**Problem statement:**
Only the number is wanted: how many lines of these entries contain the word "this"?

**Recorded information:**
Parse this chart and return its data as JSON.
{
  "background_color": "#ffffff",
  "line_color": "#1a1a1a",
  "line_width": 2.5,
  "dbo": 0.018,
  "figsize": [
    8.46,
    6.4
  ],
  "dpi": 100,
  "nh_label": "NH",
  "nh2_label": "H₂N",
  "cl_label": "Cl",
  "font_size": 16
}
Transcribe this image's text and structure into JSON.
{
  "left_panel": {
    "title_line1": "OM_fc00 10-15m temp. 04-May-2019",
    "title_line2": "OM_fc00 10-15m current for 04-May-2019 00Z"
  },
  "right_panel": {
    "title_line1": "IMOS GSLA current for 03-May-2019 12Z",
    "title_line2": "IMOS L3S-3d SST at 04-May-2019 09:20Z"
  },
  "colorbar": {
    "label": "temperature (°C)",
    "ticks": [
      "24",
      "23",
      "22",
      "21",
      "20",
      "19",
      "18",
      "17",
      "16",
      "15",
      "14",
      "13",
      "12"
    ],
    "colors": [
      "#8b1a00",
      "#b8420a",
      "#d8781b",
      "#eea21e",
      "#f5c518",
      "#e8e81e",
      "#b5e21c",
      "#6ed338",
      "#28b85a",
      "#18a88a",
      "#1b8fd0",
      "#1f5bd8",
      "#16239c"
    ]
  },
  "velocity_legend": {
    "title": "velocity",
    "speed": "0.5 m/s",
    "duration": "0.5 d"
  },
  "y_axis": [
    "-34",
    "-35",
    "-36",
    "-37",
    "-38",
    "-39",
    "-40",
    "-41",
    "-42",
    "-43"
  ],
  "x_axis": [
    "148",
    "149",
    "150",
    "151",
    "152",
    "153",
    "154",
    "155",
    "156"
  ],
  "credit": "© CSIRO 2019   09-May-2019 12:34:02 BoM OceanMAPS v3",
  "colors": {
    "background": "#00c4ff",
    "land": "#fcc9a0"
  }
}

**In response:**
2